_YOUR TASK:_ In the records below, tally every line containing "детей". Report only the total.
%%
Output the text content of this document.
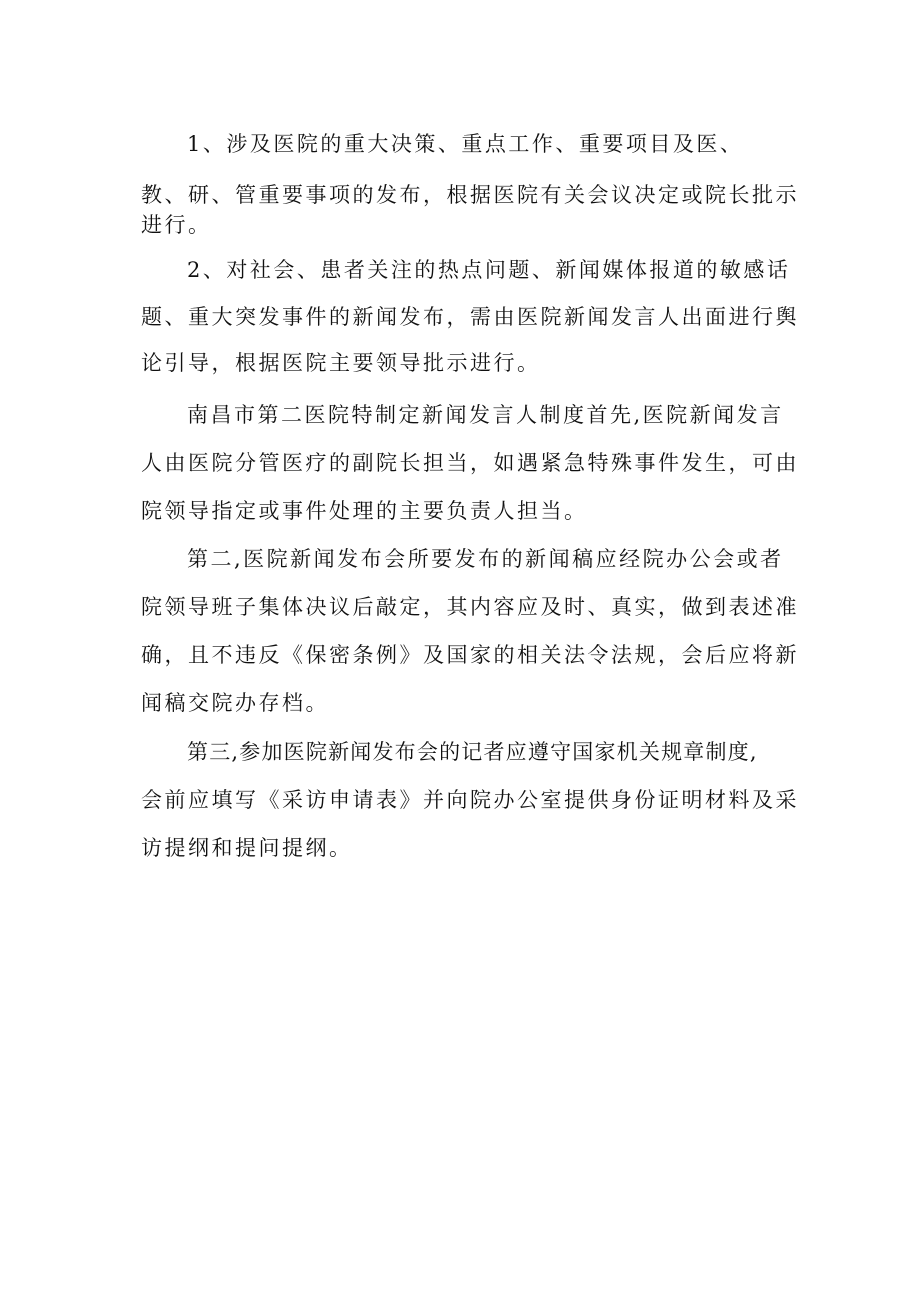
1、涉及医院的重大决策、重点工作、重要项目及医、
教、研、管重要事项的发布，根据医院有关会议决定或院长批示
进行。
2、对社会、患者关注的热点问题、新闻媒体报道的敏感话
题、重大突发事件的新闻发布，需由医院新闻发言人出面进行舆
论引导，根据医院主要领导批示进行。
南昌市第二医院特制定新闻发言人制度首先,医院新闻发言
人由医院分管医疗的副院长担当，如遇紧急特殊事件发生，可由
院领导指定或事件处理的主要负责人担当。
第二,医院新闻发布会所要发布的新闻稿应经院办公会或者
院领导班子集体决议后敲定，其内容应及时、真实，做到表述准
确，且不违反《保密条例》及国家的相关法令法规，会后应将新
闻稿交院办存档。
第三,参加医院新闻发布会的记者应遵守国家机关规章制度,
会前应填写《采访申请表》并向院办公室提供身份证明材料及采
访提纲和提问提纲。
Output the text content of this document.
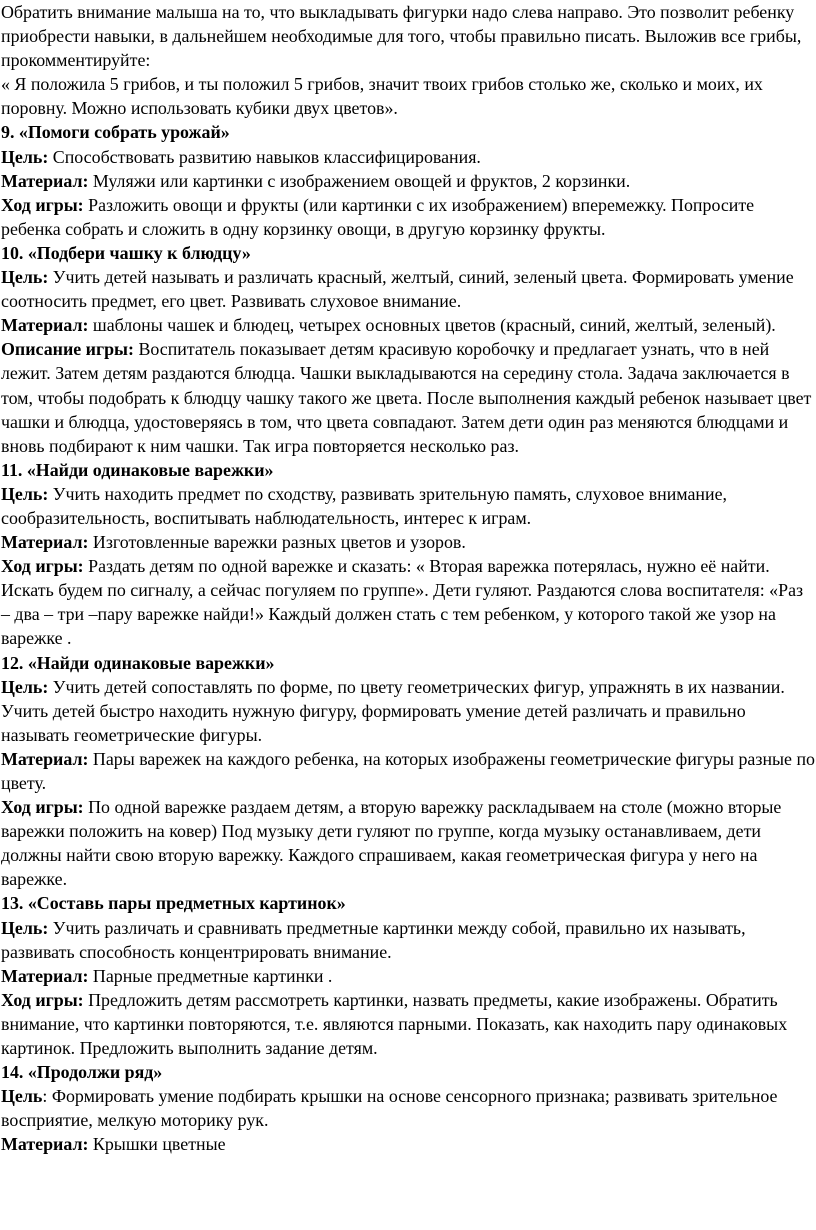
Обратить внимание малыша на то, что выкладывать фигурки надо слева направо. Это позволит ребенку приобрести навыки, в дальнейшем необходимые для того, чтобы правильно писать. Выложив все грибы, прокомментируйте:

« Я положила 5 грибов, и ты положил 5 грибов, значит твоих грибов столько же, сколько и моих, их поровну. Можно использовать кубики двух цветов».

9. «Помоги собрать урожай»

Цель: Способствовать развитию навыков классифицирования.

Материал: Муляжи или картинки с изображением овощей и фруктов, 2 корзинки.

Ход игры: Разложить овощи и фрукты (или картинки с их изображением) вперемежку. Попросите ребенка собрать и сложить в одну корзинку овощи, в другую корзинку фрукты.

10. «Подбери чашку к блюдцу»

Цель: Учить детей называть и различать красный, желтый, синий, зеленый цвета. Формировать умение соотносить предмет, его цвет. Развивать слуховое внимание.

Материал: шаблоны чашек и блюдец, четырех основных цветов (красный, синий, желтый, зеленый).

Описание игры: Воспитатель показывает детям красивую коробочку и предлагает узнать, что в ней лежит. Затем детям раздаются блюдца. Чашки выкладываются на середину стола. Задача заключается в том, чтобы подобрать к блюдцу чашку такого же цвета. После выполнения каждый ребенок называет цвет чашки и блюдца, удостоверяясь в том, что цвета совпадают. Затем дети один раз меняются блюдцами и вновь подбирают к ним чашки. Так игра повторяется несколько раз.

11. «Найди одинаковые варежки»

Цель: Учить находить предмет по сходству, развивать зрительную память, слуховое внимание, сообразительность, воспитывать наблюдательность, интерес к играм.

Материал: Изготовленные варежки разных цветов и узоров.

Ход игры: Раздать детям по одной варежке и сказать: « Вторая варежка потерялась, нужно её найти. Искать будем по сигналу, а сейчас погуляем по группе». Дети гуляют. Раздаются слова воспитателя: «Раз – два – три –пару варежке найди!» Каждый должен стать с тем ребенком, у которого такой же узор на варежке .

12. «Найди одинаковые варежки»

Цель: Учить детей сопоставлять по форме, по цвету геометрических фигур, упражнять в их названии. Учить детей быстро находить нужную фигуру, формировать умение детей различать и правильно называть геометрические фигуры.

Материал: Пары варежек на каждого ребенка, на которых изображены геометрические фигуры разные по цвету.

Ход игры: По одной варежке раздаем детям, а вторую варежку раскладываем на столе (можно вторые варежки положить на ковер) Под музыку дети гуляют по группе, когда музыку останавливаем, дети должны найти свою вторую варежку. Каждого спрашиваем, какая геометрическая фигура у него на варежке.

13. «Составь пары предметных картинок»

Цель: Учить различать и сравнивать предметные картинки между собой, правильно их называть, развивать способность концентрировать внимание.

Материал: Парные предметные картинки .

Ход игры: Предложить детям рассмотреть картинки, назвать предметы, какие изображены. Обратить внимание, что картинки повторяются, т.е. являются парными. Показать, как находить пару одинаковых картинок. Предложить выполнить задание детям.

14. «Продолжи ряд»

Цель: Формировать умение подбирать крышки на основе сенсорного признака; развивать зрительное восприятие, мелкую моторику рук.

Материал: Крышки цветные
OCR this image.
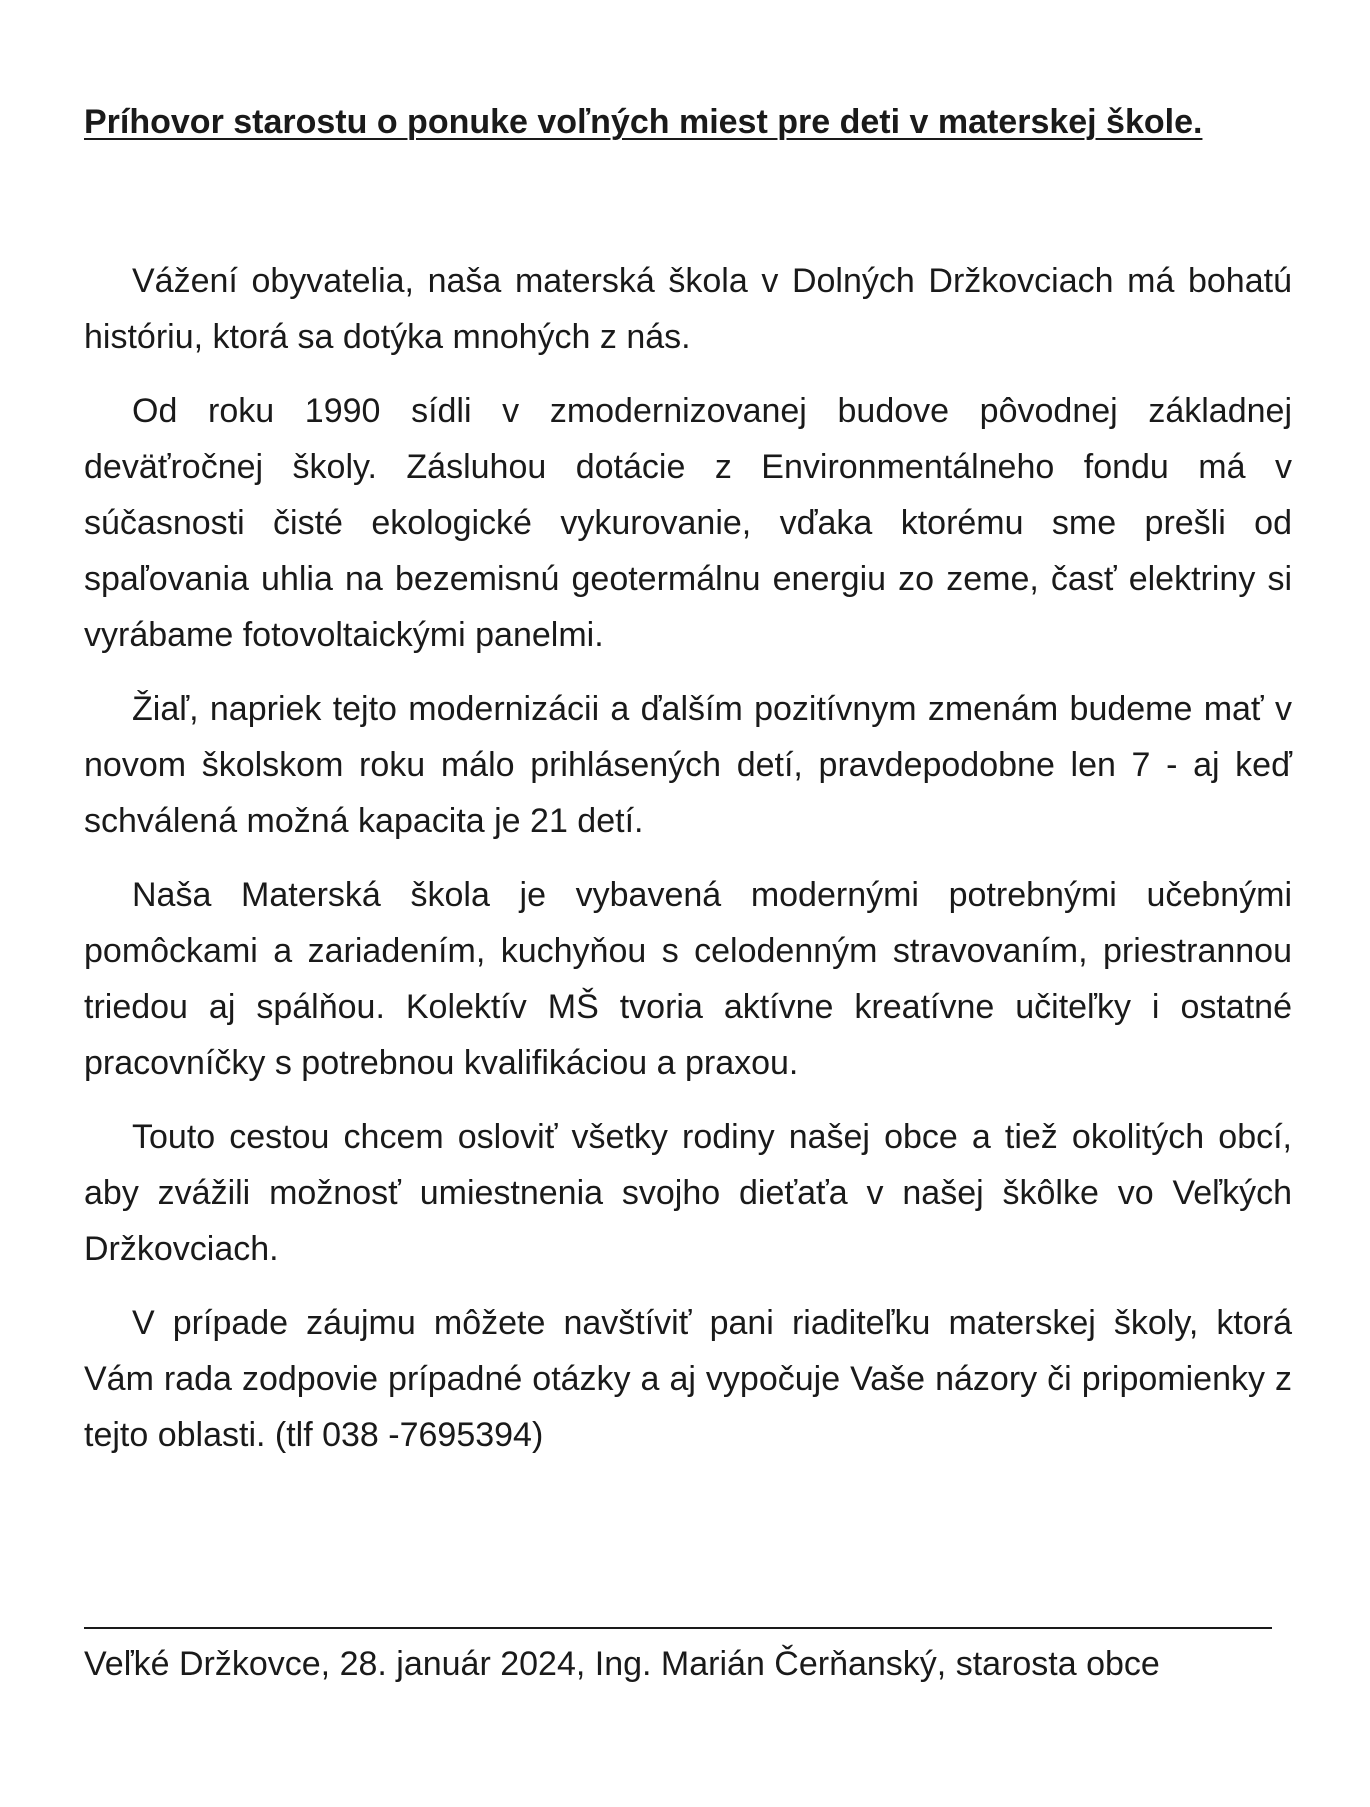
Príhovor starostu o ponuke voľných miest pre deti v materskej škole.

Vážení obyvatelia, naša materská škola v Dolných Držkovciach má bohatú históriu, ktorá sa dotýka mnohých z nás.

Od roku 1990 sídli v zmodernizovanej budove pôvodnej základnej deväťročnej školy. Zásluhou dotácie z Environmentálneho fondu má v súčasnosti čisté ekologické vykurovanie, vďaka ktorému sme prešli od spaľovania uhlia na bezemisnú geotermálnu energiu zo zeme, časť elektriny si vyrábame fotovoltaickými panelmi.

Žiaľ, napriek tejto modernizácii a ďalším pozitívnym zmenám budeme mať v novom školskom roku málo prihlásených detí, pravdepodobne len 7 - aj keď schválená možná kapacita je 21 detí.

Naša Materská škola je vybavená modernými potrebnými učebnými pomôckami a zariadením, kuchyňou s celodenným stravovaním, priestrannou triedou aj spálňou. Kolektív MŠ tvoria aktívne kreatívne učiteľky i ostatné pracovníčky s potrebnou kvalifikáciou a praxou.

Touto cestou chcem osloviť všetky rodiny našej obce a tiež okolitých obcí, aby zvážili možnosť umiestnenia svojho dieťaťa v našej škôlke vo Veľkých Držkovciach.

V prípade záujmu môžete navštíviť pani riaditeľku materskej školy, ktorá Vám rada zodpovie prípadné otázky a aj vypočuje Vaše názory či pripomienky z tejto oblasti. (tlf 038 -7695394)

Veľké Držkovce, 28. január 2024, Ing. Marián Čerňanský, starosta obce
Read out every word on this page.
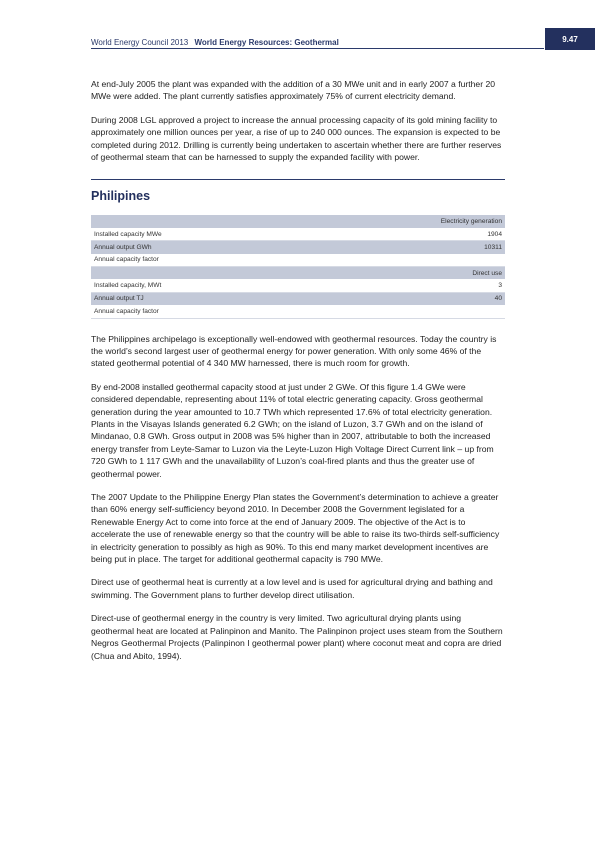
World Energy Council 2013 World Energy Resources: Geothermal	9.47

At end-July 2005 the plant was expanded with the addition of a 30 MWe unit and in early 2007 a further 20 MWe were added. The plant currently satisfies approximately 75% of current electricity demand.

During 2008 LGL approved a project to increase the annual processing capacity of its gold mining facility to approximately one million ounces per year, a rise of up to 240 000 ounces. The expansion is expected to be completed during 2012. Drilling is currently being undertaken to ascertain whether there are further reserves of geothermal steam that can be harnessed to supply the expanded facility with power.

Philipines
Electricity generation	
Installed capacity MWe	1904
Annual output GWh	10311
Annual capacity factor	
Direct use	
Installed capacity, MWt	3
Annual output TJ	40
Annual capacity factor	

The Philippines archipelago is exceptionally well-endowed with geothermal resources. Today the country is the world’s second largest user of geothermal energy for power generation. With only some 46% of the stated geothermal potential of 4 340 MW harnessed, there is much room for growth.

By end-2008 installed geothermal capacity stood at just under 2 GWe. Of this figure 1.4 GWe were considered dependable, representing about 11% of total electric generating capacity. Gross geothermal generation during the year amounted to 10.7 TWh which represented 17.6% of total electricity generation. Plants in the Visayas Islands generated 6.2 GWh; on the island of Luzon, 3.7 GWh and on the island of Mindanao, 0.8 GWh. Gross output in 2008 was 5% higher than in 2007, attributable to both the increased energy transfer from Leyte-Samar to Luzon via the Leyte-Luzon High Voltage Direct Current link – up from 720 GWh to 1 117 GWh and the unavailability of Luzon’s coal-fired plants and thus the greater use of geothermal power.

The 2007 Update to the Philippine Energy Plan states the Government’s determination to achieve a greater than 60% energy self-sufficiency beyond 2010. In December 2008 the Government legislated for a Renewable Energy Act to come into force at the end of January 2009. The objective of the Act is to accelerate the use of renewable energy so that the country will be able to raise its two-thirds self-sufficiency in electricity generation to possibly as high as 90%. To this end many market development incentives are being put in place. The target for additional geothermal capacity is 790 MWe.

Direct use of geothermal heat is currently at a low level and is used for agricultural drying and bathing and swimming. The Government plans to further develop direct utilisation.

Direct-use of geothermal energy in the country is very limited. Two agricultural drying plants using geothermal heat are located at Palinpinon and Manito. The Palinpinon project uses steam from the Southern Negros Geothermal Projects (Palinpinon I geothermal power plant) where coconut meat and copra are dried (Chua and Abito, 1994).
%%
_ANSWER TO THE PROBLEM:_ 2